(SET PROBLEM): Each entry below is to be printed verbatim.

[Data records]
═══
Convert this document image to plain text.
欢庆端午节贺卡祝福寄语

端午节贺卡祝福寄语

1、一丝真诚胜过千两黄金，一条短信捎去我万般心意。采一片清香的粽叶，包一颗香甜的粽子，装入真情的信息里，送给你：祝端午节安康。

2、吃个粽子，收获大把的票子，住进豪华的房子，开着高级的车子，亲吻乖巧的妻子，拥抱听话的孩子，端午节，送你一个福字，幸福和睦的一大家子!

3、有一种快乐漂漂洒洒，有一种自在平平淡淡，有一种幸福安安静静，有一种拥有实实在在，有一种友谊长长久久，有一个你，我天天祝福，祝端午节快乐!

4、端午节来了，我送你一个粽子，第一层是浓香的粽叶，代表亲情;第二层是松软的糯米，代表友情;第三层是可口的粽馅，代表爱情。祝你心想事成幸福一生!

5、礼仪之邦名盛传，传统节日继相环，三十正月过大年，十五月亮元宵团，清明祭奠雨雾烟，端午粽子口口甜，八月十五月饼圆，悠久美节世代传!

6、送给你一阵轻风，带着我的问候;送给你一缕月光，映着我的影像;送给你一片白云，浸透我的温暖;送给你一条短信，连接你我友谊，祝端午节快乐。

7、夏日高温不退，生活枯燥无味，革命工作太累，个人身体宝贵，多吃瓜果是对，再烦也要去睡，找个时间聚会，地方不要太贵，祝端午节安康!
═══
(TASK RESPONSE):
Convert this document image to plain text.
欢庆端午节贺卡祝福寄语

端午节贺卡祝福寄语

1、一丝真诚胜过千两黄金，一条短信捎去我万般心意。采一片清香的粽叶，包一颗香甜的粽子，装入真情的信息里，送给你：祝端午节安康。

2、吃个粽子，收获大把的票子，住进豪华的房子，开着高级的车子，亲吻乖巧的妻子，拥抱听话的孩子，端午节，送你一个福字，幸福和睦的一大家子!

3、有一种快乐漂漂洒洒，有一种自在平平淡淡，有一种幸福安安静静，有一种拥有实实在在，有一种友谊长长久久，有一个你，我天天祝福，祝端午节快乐!

4、端午节来了，我送你一个粽子，第一层是浓香的粽叶，代表亲情;第二层是松软的糯米，代表友情;第三层是可口的粽馅，代表爱情。祝你心想事成幸福一生!

5、礼仪之邦名盛传，传统节日继相环，三十正月过大年，十五月亮元宵团，清明祭奠雨雾烟，端午粽子口口甜，八月十五月饼圆，悠久美节世代传!

6、送给你一阵轻风，带着我的问候;送给你一缕月光，映着我的影像;送给你一片白云，浸透我的温暖;送给你一条短信，连接你我友谊，祝端午节快乐。

7、夏日高温不退，生活枯燥无味，革命工作太累，个人身体宝贵，多吃瓜果是对，再烦也要去睡，找个时间聚会，地方不要太贵，祝端午节安康!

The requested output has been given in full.